*Records for processing*.
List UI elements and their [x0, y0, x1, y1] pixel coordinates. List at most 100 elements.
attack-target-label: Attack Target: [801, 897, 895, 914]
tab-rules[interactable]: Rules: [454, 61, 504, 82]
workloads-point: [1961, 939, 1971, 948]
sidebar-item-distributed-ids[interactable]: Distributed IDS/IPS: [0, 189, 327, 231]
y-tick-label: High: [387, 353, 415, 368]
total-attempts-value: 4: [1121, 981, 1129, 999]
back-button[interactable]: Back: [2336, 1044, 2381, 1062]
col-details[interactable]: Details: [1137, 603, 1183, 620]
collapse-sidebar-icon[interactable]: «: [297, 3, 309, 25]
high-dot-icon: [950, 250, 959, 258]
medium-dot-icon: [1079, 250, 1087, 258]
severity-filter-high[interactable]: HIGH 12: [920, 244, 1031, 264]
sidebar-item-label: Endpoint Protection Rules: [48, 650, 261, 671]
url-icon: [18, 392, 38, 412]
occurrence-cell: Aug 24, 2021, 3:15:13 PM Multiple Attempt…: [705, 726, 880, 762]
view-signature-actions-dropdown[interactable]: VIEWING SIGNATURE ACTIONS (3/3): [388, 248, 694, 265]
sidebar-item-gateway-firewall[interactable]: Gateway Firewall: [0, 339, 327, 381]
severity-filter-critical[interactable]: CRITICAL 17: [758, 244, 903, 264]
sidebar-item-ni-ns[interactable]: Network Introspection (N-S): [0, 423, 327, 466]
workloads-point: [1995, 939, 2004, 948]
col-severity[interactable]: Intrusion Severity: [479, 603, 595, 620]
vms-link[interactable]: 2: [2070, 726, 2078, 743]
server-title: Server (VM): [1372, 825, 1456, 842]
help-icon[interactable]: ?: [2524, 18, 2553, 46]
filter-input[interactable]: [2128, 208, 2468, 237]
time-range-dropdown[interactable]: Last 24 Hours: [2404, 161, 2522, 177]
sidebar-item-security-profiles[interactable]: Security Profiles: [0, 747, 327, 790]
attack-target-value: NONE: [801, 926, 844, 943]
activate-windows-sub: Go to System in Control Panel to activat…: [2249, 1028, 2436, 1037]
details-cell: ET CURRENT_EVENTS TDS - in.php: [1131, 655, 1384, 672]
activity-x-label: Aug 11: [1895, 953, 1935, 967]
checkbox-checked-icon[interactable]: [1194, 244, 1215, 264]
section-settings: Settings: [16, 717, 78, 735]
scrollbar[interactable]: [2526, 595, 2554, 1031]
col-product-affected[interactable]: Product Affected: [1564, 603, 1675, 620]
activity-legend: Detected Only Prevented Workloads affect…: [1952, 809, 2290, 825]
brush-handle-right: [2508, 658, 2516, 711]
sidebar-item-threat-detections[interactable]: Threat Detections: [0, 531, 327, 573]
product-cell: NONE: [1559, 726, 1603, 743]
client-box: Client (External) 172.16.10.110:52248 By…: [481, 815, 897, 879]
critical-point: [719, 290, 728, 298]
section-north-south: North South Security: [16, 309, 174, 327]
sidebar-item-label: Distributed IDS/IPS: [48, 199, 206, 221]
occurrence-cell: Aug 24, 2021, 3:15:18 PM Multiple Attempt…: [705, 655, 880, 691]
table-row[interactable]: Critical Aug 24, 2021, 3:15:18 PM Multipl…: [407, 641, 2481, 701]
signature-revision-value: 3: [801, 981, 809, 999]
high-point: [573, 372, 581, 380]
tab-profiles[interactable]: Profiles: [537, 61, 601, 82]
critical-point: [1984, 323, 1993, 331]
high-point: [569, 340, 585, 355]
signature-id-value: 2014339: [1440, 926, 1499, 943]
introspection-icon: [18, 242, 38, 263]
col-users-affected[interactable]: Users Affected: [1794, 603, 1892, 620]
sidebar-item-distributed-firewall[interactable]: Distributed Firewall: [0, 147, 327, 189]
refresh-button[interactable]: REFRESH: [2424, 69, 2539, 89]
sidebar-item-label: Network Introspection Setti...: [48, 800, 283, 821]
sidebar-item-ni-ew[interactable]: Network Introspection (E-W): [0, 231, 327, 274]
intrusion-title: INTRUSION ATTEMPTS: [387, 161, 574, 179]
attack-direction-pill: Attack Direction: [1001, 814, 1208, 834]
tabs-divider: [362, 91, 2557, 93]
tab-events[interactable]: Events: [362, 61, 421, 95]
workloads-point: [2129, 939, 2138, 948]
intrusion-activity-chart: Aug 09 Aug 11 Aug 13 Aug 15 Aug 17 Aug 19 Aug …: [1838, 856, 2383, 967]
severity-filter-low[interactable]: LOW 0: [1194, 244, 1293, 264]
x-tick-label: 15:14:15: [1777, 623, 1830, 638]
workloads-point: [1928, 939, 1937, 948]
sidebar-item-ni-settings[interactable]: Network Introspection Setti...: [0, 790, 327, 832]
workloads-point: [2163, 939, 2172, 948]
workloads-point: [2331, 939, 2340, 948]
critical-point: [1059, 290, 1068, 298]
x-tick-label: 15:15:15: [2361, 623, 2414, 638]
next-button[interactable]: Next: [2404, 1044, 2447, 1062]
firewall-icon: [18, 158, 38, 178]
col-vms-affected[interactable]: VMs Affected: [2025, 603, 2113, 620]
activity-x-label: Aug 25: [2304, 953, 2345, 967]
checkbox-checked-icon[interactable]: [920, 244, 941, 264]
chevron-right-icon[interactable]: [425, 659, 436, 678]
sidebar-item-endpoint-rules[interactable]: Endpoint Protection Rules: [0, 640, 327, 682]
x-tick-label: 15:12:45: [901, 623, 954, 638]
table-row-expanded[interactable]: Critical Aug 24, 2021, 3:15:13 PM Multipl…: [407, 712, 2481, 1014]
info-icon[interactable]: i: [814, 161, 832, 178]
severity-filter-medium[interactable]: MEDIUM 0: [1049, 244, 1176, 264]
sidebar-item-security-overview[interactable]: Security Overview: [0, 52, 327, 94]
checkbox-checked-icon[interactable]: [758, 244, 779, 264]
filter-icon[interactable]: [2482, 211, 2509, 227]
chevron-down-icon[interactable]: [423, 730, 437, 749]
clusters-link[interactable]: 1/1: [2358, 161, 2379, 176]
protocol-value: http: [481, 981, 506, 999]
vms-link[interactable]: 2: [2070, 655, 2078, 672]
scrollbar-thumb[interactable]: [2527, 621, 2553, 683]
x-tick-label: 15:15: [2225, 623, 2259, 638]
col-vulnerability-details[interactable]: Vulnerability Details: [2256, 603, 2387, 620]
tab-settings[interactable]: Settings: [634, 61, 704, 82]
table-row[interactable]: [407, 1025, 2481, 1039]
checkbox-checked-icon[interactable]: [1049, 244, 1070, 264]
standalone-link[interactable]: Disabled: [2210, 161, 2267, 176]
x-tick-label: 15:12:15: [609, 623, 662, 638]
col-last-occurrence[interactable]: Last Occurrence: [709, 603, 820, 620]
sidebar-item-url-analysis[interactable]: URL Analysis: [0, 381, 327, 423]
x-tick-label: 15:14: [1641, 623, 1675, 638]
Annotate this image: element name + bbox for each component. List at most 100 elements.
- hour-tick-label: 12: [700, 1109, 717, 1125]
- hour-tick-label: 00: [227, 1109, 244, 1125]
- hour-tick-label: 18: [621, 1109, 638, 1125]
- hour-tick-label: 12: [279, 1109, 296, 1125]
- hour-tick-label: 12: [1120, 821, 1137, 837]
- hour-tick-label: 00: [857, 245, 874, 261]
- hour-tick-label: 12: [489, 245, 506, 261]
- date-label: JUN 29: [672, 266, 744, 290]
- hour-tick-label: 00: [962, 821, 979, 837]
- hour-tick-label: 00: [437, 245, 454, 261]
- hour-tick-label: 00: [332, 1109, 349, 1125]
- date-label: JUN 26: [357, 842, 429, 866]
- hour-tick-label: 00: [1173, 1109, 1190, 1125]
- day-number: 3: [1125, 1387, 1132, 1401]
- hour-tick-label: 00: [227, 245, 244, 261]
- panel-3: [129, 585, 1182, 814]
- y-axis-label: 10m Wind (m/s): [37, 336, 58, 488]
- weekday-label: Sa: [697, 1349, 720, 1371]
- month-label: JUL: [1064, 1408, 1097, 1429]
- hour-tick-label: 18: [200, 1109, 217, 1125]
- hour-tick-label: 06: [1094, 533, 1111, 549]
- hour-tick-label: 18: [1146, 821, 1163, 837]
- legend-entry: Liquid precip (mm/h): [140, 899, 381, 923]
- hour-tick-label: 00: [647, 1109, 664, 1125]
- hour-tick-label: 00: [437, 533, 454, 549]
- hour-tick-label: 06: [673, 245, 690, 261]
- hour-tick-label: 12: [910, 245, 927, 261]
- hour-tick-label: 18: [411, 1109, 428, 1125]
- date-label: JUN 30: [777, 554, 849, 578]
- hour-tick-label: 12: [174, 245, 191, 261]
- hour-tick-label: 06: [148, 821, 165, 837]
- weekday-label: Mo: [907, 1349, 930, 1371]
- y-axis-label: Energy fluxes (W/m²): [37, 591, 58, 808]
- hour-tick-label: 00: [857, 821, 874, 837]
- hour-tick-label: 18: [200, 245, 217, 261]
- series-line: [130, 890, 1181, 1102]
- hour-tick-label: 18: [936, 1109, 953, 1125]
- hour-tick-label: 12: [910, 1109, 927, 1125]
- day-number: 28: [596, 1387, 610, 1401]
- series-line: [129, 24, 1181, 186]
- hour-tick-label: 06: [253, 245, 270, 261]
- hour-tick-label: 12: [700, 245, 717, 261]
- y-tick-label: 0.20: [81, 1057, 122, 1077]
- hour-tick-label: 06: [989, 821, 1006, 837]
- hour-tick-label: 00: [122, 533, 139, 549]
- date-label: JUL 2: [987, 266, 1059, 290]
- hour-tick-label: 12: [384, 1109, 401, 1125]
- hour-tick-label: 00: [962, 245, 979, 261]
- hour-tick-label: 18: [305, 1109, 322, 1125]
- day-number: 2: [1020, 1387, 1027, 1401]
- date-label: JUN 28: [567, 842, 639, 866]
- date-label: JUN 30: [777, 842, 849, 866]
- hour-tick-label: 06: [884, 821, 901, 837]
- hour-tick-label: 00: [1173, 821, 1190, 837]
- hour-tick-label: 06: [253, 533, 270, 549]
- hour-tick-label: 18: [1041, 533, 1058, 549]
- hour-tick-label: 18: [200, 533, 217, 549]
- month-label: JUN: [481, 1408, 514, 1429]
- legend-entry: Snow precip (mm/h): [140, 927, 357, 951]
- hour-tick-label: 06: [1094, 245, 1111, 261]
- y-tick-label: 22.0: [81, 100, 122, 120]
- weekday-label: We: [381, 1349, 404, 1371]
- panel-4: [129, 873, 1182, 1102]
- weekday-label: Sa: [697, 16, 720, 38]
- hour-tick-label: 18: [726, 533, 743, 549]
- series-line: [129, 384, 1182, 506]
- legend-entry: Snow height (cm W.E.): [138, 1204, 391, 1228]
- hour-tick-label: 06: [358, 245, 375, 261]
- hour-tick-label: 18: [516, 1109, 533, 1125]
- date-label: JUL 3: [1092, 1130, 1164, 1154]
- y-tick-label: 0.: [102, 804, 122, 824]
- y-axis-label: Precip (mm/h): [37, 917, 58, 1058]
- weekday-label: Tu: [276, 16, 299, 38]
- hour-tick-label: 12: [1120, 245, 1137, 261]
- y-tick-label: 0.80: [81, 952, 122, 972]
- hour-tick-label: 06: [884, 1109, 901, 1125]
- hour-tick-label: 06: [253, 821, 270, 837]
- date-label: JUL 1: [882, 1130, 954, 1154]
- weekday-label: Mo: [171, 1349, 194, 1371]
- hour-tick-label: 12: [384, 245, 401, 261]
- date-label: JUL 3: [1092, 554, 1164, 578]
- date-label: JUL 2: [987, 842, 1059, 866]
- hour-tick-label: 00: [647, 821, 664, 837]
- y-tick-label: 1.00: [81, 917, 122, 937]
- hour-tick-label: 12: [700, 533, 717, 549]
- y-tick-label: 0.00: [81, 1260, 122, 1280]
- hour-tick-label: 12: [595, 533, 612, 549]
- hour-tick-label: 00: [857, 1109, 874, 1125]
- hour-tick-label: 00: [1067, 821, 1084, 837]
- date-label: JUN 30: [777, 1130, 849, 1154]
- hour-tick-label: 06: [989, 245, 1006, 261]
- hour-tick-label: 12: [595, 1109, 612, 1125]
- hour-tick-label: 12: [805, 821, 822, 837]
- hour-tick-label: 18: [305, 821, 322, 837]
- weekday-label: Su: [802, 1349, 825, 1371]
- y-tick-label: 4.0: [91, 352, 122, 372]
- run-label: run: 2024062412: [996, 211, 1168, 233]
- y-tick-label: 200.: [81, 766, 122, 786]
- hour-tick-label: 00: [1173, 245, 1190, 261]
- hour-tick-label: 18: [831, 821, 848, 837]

*Your goal*.
Lay out the stretch of entries from the first line through the line containing "workloads-point: [1961, 939, 1971, 948]" as a Markdown table with two columns, Row and Entry line. Give each line's number and its text, and leave out blank lines.

*Solution to the problem*.
| Row | Entry line |
|---|---|
| 1 | List UI elements and their [x0, y0, x1, y1] pixel coordinates. List at most 100 elements. |
| 2 | attack-target-label: Attack Target: [801, 897, 895, 914] |
| 3 | tab-rules[interactable]: Rules: [454, 61, 504, 82] |
| 4 | workloads-point: [1961, 939, 1971, 948] |